YOUR OBJECTIVE → Copy out all the data, word for word.

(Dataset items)
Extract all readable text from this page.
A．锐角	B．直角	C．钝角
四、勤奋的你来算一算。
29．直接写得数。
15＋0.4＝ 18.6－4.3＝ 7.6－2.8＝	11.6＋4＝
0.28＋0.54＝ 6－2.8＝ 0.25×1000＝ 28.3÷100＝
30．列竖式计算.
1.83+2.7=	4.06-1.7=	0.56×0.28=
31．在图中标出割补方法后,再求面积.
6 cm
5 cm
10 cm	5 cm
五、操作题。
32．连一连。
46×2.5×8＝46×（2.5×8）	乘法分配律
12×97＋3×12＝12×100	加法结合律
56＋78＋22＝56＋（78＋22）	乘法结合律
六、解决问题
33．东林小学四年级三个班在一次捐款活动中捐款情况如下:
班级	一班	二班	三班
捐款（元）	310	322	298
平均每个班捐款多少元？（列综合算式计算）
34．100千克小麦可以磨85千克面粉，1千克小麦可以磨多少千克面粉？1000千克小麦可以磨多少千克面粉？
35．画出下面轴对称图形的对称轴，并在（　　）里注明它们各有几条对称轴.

THE ANSWER →
Extract all readable text from this page.
A．锐角	B．直角	C．钝角
四、勤奋的你来算一算。
29．直接写得数。
15＋0.4＝ 18.6－4.3＝ 7.6－2.8＝	11.6＋4＝
0.28＋0.54＝ 6－2.8＝ 0.25×1000＝ 28.3÷100＝
30．列竖式计算.
1.83+2.7=	4.06-1.7=	0.56×0.28=
31．在图中标出割补方法后,再求面积.
6 cm
5 cm
10 cm	5 cm
五、操作题。
32．连一连。
46×2.5×8＝46×（2.5×8）	乘法分配律
12×97＋3×12＝12×100	加法结合律
56＋78＋22＝56＋（78＋22）	乘法结合律
六、解决问题
33．东林小学四年级三个班在一次捐款活动中捐款情况如下:
班级	一班	二班	三班
捐款（元）	310	322	298
平均每个班捐款多少元？（列综合算式计算）
34．100千克小麦可以磨85千克面粉，1千克小麦可以磨多少千克面粉？1000千克小麦可以磨多少千克面粉？
35．画出下面轴对称图形的对称轴，并在（　　）里注明它们各有几条对称轴.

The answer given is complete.